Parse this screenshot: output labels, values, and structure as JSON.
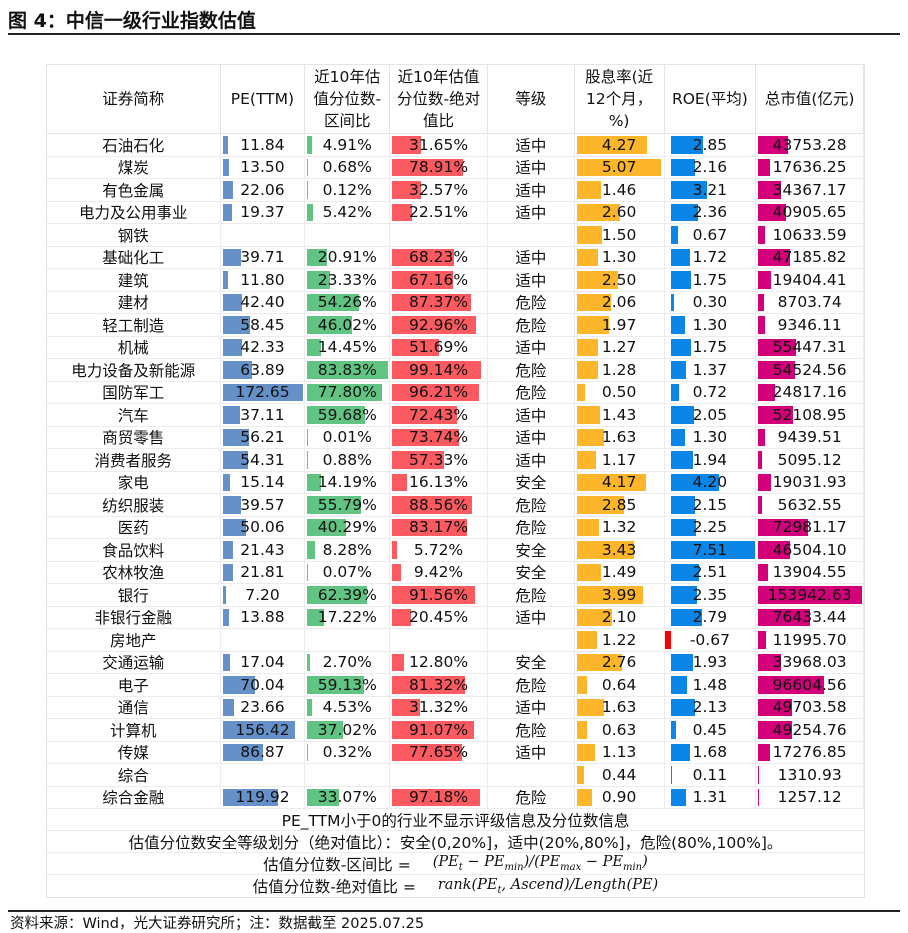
{
  "title": "图 4：中信一级行业指数估值",
  "headers": [
    "证券简称",
    "PE(TTM)",
    "近10年估值分位数-区间比",
    "近10年估值分位数-绝对值比",
    "等级",
    "股息率(近12个月，%)",
    "ROE(平均)",
    "总市值(亿元)"
  ],
  "colors": {
    "pe": "#6690c8",
    "pct_range": "#62c482",
    "pct_abs": "#fb5a60",
    "dividend": "#fdb52a",
    "roe": "#0b86e6",
    "roe_negative": "#ff0000",
    "mv": "#d3007a"
  },
  "rows": [
    [
      "石油石化",
      "11.84",
      "4.91%",
      "31.65%",
      "适中",
      "4.27",
      "2.85",
      "43753.28"
    ],
    [
      "煤炭",
      "13.50",
      "0.68%",
      "78.91%",
      "适中",
      "5.07",
      "2.16",
      "17636.25"
    ],
    [
      "有色金属",
      "22.06",
      "0.12%",
      "32.57%",
      "适中",
      "1.46",
      "3.21",
      "34367.17"
    ],
    [
      "电力及公用事业",
      "19.37",
      "5.42%",
      "22.51%",
      "适中",
      "2.60",
      "2.36",
      "40905.65"
    ],
    [
      "钢铁",
      "",
      "",
      "",
      "",
      "1.50",
      "0.67",
      "10633.59"
    ],
    [
      "基础化工",
      "39.71",
      "20.91%",
      "68.23%",
      "适中",
      "1.30",
      "1.72",
      "47185.82"
    ],
    [
      "建筑",
      "11.80",
      "23.33%",
      "67.16%",
      "适中",
      "2.50",
      "1.75",
      "19404.41"
    ],
    [
      "建材",
      "42.40",
      "54.26%",
      "87.37%",
      "危险",
      "2.06",
      "0.30",
      "8703.74"
    ],
    [
      "轻工制造",
      "58.45",
      "46.02%",
      "92.96%",
      "危险",
      "1.97",
      "1.30",
      "9346.11"
    ],
    [
      "机械",
      "42.33",
      "14.45%",
      "51.69%",
      "适中",
      "1.27",
      "1.75",
      "55447.31"
    ],
    [
      "电力设备及新能源",
      "63.89",
      "83.83%",
      "99.14%",
      "危险",
      "1.28",
      "1.37",
      "54524.56"
    ],
    [
      "国防军工",
      "172.65",
      "77.80%",
      "96.21%",
      "危险",
      "0.50",
      "0.72",
      "24817.16"
    ],
    [
      "汽车",
      "37.11",
      "59.68%",
      "72.43%",
      "适中",
      "1.43",
      "2.05",
      "52108.95"
    ],
    [
      "商贸零售",
      "56.21",
      "0.01%",
      "73.74%",
      "适中",
      "1.63",
      "1.30",
      "9439.51"
    ],
    [
      "消费者服务",
      "54.31",
      "0.88%",
      "57.33%",
      "适中",
      "1.17",
      "1.94",
      "5095.12"
    ],
    [
      "家电",
      "15.14",
      "14.19%",
      "16.13%",
      "安全",
      "4.17",
      "4.20",
      "19031.93"
    ],
    [
      "纺织服装",
      "39.57",
      "55.79%",
      "88.56%",
      "危险",
      "2.85",
      "2.15",
      "5632.55"
    ],
    [
      "医药",
      "50.06",
      "40.29%",
      "83.17%",
      "危险",
      "1.32",
      "2.25",
      "72981.17"
    ],
    [
      "食品饮料",
      "21.43",
      "8.28%",
      "5.72%",
      "安全",
      "3.43",
      "7.51",
      "46504.10"
    ],
    [
      "农林牧渔",
      "21.81",
      "0.07%",
      "9.42%",
      "安全",
      "1.49",
      "2.51",
      "13904.55"
    ],
    [
      "银行",
      "7.20",
      "62.39%",
      "91.56%",
      "危险",
      "3.99",
      "2.35",
      "153942.63"
    ],
    [
      "非银行金融",
      "13.88",
      "17.22%",
      "20.45%",
      "适中",
      "2.10",
      "2.79",
      "76433.44"
    ],
    [
      "房地产",
      "",
      "",
      "",
      "",
      "1.22",
      "-0.67",
      "11995.70"
    ],
    [
      "交通运输",
      "17.04",
      "2.70%",
      "12.80%",
      "安全",
      "2.76",
      "1.93",
      "33968.03"
    ],
    [
      "电子",
      "70.04",
      "59.13%",
      "81.32%",
      "危险",
      "0.64",
      "1.48",
      "96604.56"
    ],
    [
      "通信",
      "23.66",
      "4.53%",
      "31.32%",
      "适中",
      "1.63",
      "2.13",
      "49703.58"
    ],
    [
      "计算机",
      "156.42",
      "37.02%",
      "91.07%",
      "危险",
      "0.63",
      "0.45",
      "49254.76"
    ],
    [
      "传媒",
      "86.87",
      "0.32%",
      "77.65%",
      "适中",
      "1.13",
      "1.68",
      "17276.85"
    ],
    [
      "综合",
      "",
      "",
      "",
      "",
      "0.44",
      "0.11",
      "1310.93"
    ],
    [
      "综合金融",
      "119.92",
      "33.07%",
      "97.18%",
      "危险",
      "0.90",
      "1.31",
      "1257.12"
    ]
  ],
  "notes": {
    "note1": "PE_TTM小于0的行业不显示评级信息及分位数信息",
    "note2": "估值分位数安全等级划分（绝对值比）：安全(0,20%]，适中(20%,80%]，危险(80%,100%]。",
    "range_label": "估值分位数-区间比 =",
    "range_formula": "(PE_t − PE_min)/(PE_max − PE_min)",
    "abs_label": "估值分位数-绝对值比 =",
    "abs_formula": "rank(PE_t, Ascend)/Length(PE)"
  },
  "source": "资料来源：Wind，光大证券研究所；注：数据截至 2025.07.25"
}
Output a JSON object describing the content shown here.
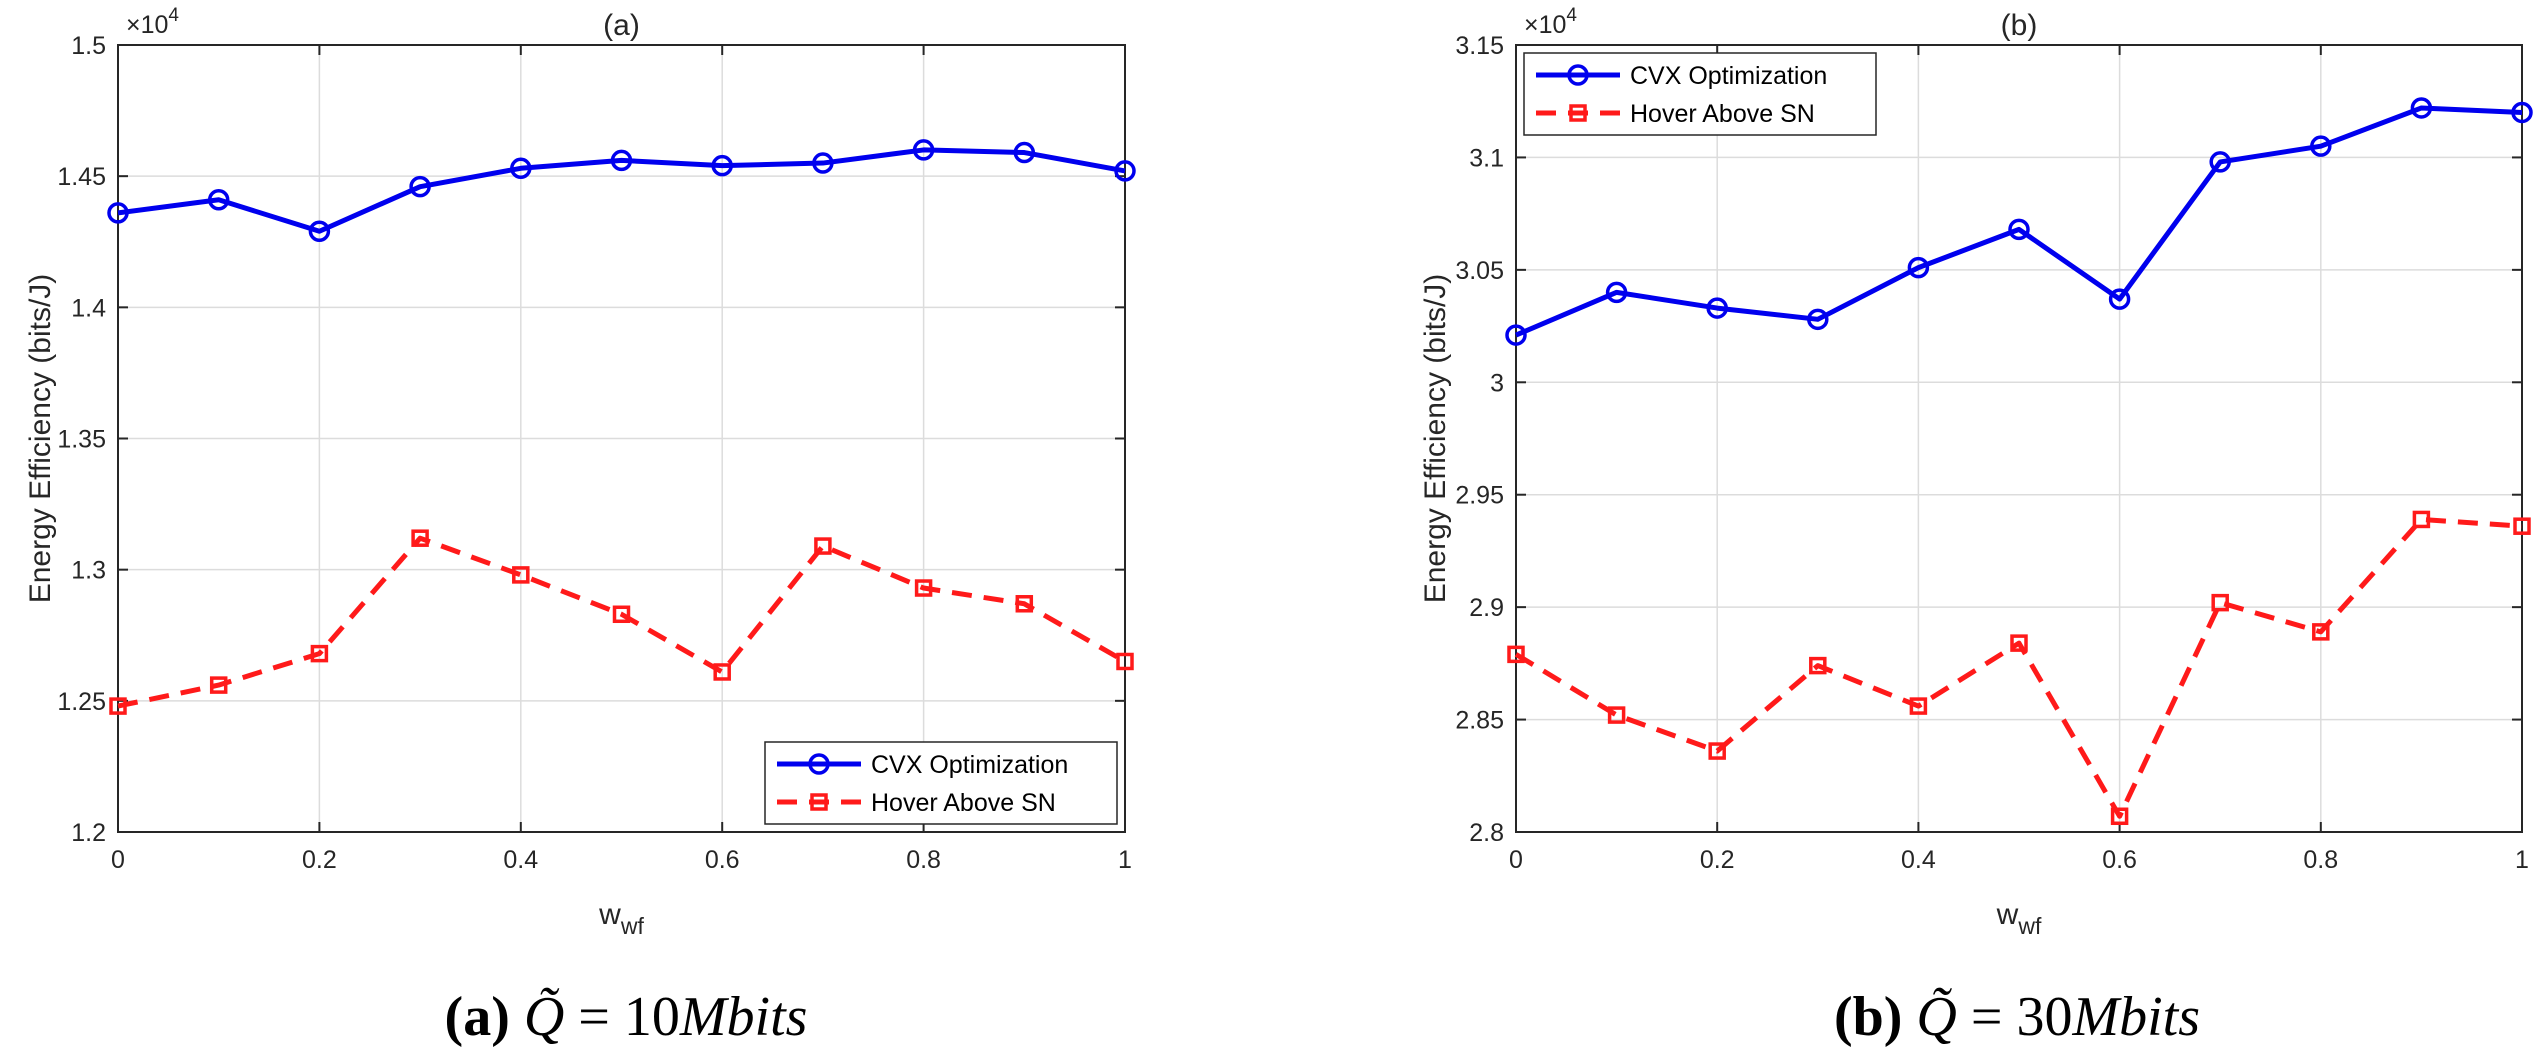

* * *

EXERCISE –
Where a line in the entries holds "JSON", copy that line.

FINISHED ANSWER –
Parse this screenshot: output labels, values, and structure as JSON.
Output a JSON object describing the content shown here.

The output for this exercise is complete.